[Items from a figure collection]
** begin **
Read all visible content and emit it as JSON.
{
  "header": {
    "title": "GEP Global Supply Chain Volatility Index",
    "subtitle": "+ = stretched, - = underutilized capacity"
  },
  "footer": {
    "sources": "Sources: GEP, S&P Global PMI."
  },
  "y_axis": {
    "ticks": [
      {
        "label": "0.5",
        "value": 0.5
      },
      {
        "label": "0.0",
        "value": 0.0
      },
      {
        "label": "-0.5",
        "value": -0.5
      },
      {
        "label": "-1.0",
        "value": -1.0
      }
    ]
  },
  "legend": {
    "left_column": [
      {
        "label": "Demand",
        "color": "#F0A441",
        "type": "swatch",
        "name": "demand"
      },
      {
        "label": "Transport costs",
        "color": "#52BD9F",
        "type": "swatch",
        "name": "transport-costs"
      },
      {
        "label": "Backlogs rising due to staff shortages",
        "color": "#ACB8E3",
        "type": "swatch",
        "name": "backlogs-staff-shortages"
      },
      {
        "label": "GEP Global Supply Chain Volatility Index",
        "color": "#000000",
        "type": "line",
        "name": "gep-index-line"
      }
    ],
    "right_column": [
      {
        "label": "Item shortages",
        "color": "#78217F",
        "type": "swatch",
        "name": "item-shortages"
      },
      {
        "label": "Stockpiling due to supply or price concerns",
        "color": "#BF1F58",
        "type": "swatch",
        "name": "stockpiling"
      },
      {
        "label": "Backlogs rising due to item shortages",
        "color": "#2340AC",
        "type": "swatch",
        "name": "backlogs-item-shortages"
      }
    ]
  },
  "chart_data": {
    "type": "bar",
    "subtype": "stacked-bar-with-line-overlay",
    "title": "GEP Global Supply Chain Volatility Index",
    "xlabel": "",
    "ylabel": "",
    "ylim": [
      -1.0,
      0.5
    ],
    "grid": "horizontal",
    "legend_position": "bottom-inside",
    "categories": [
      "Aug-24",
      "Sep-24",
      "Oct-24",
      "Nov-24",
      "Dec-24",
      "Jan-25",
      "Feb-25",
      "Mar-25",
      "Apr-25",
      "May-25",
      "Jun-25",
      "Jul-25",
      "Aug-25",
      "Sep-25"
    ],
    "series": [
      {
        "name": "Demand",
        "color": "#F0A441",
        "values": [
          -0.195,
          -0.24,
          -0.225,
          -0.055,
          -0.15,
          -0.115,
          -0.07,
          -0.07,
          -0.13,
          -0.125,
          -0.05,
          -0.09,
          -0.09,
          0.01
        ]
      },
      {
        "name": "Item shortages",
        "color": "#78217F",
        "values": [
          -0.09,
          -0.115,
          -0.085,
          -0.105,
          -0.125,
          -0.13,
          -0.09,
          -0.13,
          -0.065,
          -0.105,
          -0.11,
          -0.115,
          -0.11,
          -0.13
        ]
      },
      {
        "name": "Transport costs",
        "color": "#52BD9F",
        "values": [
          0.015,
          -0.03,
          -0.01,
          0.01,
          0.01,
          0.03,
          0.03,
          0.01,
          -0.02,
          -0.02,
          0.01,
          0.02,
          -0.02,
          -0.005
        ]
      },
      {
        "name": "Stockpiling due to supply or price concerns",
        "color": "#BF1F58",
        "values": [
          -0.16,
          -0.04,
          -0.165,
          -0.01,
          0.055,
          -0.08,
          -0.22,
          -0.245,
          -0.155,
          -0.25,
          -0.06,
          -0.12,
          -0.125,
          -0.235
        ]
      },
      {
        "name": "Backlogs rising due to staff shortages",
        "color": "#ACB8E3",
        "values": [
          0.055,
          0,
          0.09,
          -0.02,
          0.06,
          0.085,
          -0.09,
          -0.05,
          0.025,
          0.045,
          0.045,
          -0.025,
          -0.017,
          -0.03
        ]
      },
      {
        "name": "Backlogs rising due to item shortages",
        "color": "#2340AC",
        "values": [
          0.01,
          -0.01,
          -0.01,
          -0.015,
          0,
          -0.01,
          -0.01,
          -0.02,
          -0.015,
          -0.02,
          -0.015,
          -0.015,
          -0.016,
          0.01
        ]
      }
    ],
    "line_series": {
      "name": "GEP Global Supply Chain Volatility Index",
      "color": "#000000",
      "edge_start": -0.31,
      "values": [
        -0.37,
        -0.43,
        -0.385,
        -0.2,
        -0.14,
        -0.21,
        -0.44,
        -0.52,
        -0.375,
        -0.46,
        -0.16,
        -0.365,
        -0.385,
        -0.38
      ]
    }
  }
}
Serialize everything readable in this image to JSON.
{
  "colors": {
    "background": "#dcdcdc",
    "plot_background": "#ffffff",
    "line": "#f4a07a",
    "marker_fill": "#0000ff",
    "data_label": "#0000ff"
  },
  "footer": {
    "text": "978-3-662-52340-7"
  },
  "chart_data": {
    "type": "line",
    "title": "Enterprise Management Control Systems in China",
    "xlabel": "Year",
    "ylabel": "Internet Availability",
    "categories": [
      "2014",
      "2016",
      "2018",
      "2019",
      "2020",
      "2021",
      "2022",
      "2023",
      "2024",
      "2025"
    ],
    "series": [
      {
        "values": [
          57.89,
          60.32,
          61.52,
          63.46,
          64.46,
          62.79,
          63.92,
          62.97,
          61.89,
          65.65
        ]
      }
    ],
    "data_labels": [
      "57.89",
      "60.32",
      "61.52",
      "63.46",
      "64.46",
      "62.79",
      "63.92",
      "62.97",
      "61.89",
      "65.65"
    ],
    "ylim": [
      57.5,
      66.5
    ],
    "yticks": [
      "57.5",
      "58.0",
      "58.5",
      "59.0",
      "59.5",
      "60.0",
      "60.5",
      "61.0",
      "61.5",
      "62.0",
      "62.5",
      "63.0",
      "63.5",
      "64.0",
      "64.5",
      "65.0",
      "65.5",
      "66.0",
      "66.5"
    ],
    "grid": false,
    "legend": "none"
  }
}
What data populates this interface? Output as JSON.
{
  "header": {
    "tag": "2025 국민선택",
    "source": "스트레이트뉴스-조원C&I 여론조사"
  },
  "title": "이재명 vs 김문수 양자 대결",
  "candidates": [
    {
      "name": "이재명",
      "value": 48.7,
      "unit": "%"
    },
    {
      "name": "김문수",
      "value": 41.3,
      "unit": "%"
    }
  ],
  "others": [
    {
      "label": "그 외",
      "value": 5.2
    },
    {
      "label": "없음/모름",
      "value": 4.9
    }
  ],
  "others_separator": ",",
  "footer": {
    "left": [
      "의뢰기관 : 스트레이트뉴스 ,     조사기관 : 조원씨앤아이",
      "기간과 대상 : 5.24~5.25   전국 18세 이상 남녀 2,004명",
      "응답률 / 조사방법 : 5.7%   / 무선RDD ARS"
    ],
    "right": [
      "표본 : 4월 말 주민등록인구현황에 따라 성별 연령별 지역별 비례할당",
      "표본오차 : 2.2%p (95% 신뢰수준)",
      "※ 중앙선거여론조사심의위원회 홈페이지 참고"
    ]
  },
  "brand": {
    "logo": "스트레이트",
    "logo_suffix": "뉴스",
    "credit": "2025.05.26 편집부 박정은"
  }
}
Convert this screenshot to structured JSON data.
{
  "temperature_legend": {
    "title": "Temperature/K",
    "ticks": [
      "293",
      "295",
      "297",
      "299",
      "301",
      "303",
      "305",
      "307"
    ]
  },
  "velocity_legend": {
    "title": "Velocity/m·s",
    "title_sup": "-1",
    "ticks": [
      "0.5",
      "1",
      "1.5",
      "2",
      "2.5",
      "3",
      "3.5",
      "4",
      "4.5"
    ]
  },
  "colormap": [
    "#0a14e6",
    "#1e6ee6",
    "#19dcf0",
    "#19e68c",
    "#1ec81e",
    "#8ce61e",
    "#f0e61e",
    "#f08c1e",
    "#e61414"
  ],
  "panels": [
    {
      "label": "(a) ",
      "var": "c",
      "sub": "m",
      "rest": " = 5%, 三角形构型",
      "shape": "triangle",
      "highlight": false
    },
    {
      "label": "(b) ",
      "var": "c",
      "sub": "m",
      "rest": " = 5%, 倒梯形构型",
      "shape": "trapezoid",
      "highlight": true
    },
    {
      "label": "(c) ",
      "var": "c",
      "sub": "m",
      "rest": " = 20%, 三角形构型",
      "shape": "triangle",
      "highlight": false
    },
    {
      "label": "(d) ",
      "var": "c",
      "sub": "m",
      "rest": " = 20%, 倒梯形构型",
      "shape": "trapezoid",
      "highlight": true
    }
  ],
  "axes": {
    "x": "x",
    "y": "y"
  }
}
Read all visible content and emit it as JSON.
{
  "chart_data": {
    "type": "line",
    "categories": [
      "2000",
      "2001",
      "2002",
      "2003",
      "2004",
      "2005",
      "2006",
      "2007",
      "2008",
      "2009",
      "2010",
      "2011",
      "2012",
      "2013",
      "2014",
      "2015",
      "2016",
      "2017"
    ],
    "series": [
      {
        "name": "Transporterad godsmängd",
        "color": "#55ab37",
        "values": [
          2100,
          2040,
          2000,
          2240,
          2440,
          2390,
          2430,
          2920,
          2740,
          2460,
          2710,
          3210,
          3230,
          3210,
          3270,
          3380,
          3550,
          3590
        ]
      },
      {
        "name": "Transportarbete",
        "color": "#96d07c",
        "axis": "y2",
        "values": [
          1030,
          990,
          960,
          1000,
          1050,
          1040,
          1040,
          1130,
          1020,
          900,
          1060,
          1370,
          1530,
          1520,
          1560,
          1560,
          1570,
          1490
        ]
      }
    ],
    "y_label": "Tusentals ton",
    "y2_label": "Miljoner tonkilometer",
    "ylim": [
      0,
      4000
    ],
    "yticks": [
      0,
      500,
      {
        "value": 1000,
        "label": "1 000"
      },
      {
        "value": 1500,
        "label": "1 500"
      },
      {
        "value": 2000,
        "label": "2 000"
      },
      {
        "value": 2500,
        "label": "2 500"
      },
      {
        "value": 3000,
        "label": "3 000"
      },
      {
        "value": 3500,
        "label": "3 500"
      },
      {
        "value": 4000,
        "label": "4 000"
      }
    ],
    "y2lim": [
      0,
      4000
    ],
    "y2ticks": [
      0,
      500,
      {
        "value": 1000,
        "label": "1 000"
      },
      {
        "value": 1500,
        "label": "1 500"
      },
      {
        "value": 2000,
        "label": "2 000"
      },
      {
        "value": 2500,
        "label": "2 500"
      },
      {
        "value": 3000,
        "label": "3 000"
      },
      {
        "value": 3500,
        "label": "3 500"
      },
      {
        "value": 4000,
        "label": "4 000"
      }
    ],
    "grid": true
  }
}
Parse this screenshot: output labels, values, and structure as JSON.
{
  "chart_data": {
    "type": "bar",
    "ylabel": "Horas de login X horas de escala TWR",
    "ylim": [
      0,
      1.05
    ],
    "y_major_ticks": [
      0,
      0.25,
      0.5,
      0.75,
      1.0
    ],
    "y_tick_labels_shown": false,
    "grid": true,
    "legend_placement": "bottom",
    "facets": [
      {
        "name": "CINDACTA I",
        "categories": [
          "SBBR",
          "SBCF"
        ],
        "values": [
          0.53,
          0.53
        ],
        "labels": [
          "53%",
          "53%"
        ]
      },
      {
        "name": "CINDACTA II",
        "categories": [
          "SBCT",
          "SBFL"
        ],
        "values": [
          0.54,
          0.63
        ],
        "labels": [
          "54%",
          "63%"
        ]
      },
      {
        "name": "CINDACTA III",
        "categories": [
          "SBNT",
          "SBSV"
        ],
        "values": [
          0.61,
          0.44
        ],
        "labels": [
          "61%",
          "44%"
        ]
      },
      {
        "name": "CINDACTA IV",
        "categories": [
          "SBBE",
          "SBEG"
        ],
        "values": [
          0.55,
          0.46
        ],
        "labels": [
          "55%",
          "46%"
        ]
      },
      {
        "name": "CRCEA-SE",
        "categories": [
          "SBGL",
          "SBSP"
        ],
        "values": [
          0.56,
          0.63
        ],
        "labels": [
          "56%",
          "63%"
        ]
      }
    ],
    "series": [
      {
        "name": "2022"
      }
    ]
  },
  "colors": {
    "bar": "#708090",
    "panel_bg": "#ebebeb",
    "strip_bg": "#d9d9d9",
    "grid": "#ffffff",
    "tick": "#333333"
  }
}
** end **
From the entries above, select each line containing the string "Chain".

    "title": "GEP Global Supply Chain Volatility Index",
        "label": "GEP Global Supply Chain Volatility Index",
    "title": "GEP Global Supply Chain Volatility Index",
      "name": "GEP Global Supply Chain Volatility Index",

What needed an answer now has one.